--- START Task material ---

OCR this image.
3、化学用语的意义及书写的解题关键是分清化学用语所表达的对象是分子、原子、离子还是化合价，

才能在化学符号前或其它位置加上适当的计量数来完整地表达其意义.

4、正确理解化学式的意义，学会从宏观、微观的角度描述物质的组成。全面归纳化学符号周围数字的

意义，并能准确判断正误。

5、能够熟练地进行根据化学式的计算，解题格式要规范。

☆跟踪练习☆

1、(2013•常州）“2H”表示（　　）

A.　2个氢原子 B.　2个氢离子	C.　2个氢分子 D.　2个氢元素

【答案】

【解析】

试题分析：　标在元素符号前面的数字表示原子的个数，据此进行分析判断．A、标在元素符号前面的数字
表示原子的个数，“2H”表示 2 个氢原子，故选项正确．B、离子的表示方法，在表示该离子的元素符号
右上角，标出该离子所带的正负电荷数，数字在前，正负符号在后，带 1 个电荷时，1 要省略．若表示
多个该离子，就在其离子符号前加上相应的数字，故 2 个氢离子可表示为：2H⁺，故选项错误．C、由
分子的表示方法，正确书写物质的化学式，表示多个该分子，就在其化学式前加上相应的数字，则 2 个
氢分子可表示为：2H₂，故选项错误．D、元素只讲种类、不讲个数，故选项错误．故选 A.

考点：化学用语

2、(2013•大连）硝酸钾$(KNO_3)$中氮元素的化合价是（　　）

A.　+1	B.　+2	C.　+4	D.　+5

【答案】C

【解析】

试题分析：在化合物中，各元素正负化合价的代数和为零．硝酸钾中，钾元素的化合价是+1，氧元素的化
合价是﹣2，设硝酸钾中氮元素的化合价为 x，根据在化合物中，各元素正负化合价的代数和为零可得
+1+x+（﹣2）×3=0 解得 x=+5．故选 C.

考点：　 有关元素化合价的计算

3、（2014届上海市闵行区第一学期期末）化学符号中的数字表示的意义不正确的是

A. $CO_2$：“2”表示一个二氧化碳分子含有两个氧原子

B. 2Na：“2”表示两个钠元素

--- END Task material ---
--- START Task material ---

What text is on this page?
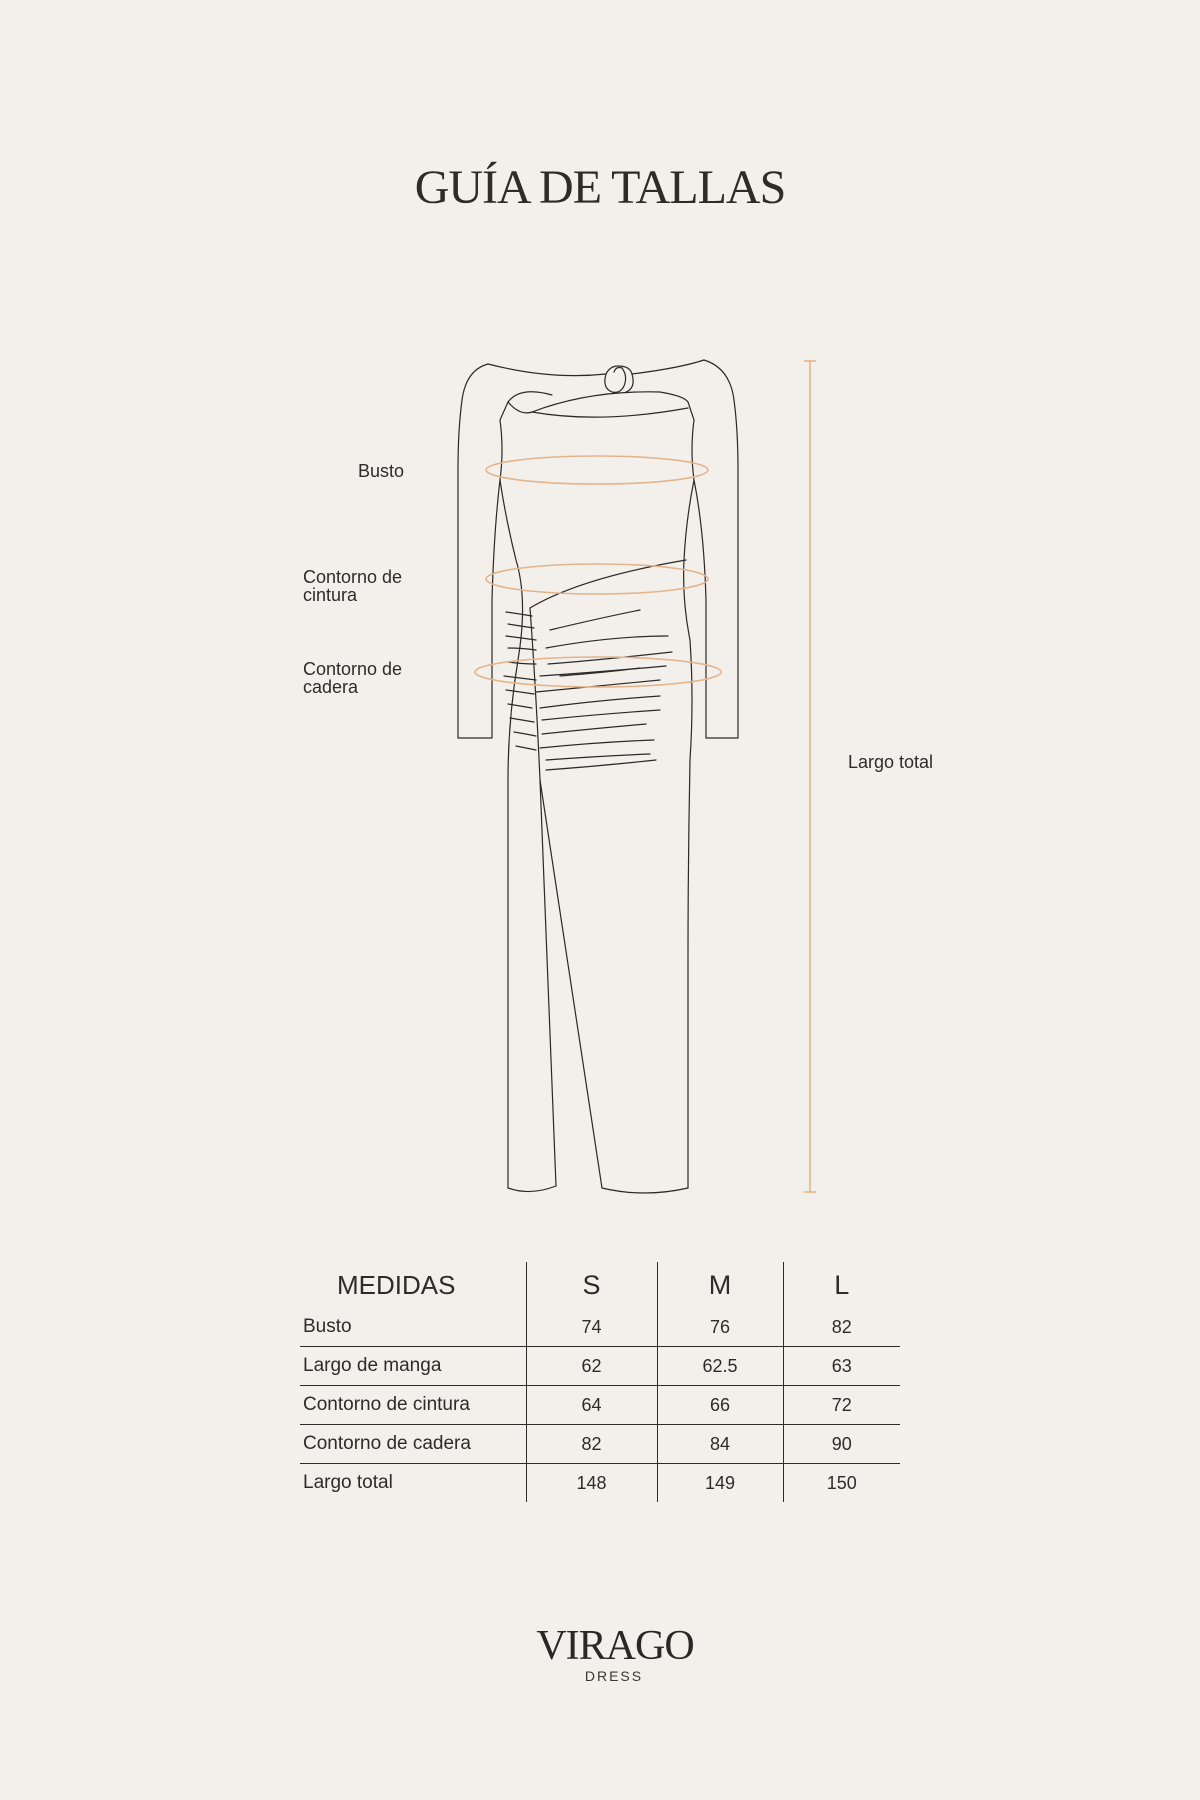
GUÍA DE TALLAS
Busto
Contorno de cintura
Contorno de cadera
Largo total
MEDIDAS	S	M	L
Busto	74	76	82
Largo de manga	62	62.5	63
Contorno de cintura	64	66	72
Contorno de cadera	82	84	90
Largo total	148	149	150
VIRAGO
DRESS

--- END Task material ---

Instructions for the task> Examine the records and pull out every line where the string "cintura" occurs.

Reply to the exercise>
Contorno de cintura
Contorno de cintura	64	66	72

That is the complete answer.